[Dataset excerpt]
"""
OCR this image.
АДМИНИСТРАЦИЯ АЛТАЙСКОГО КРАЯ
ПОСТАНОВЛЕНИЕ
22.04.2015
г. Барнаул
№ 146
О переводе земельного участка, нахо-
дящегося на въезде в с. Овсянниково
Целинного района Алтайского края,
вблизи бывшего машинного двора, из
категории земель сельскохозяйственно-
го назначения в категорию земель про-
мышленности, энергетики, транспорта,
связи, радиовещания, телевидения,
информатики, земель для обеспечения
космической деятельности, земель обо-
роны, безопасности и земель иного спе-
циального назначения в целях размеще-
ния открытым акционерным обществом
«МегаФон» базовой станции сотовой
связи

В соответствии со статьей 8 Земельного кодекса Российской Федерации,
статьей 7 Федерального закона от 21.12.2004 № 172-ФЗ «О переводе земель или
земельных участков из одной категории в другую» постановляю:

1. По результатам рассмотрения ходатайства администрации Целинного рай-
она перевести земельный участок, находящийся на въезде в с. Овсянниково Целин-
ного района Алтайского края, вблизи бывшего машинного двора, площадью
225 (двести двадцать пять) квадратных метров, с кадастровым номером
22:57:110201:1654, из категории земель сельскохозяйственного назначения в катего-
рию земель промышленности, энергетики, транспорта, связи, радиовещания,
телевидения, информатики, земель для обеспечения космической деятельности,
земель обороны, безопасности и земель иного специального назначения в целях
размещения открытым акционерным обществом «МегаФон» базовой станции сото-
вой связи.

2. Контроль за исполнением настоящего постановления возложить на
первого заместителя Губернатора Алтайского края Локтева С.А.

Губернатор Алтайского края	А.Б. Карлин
"""
● Directions
Search the entries for the word "обеспечения" and pick out every line that holds it.

● Response to this exercise
информатики, земель для обеспечения
телевидения, информатики, земель для обеспечения космической деятельности,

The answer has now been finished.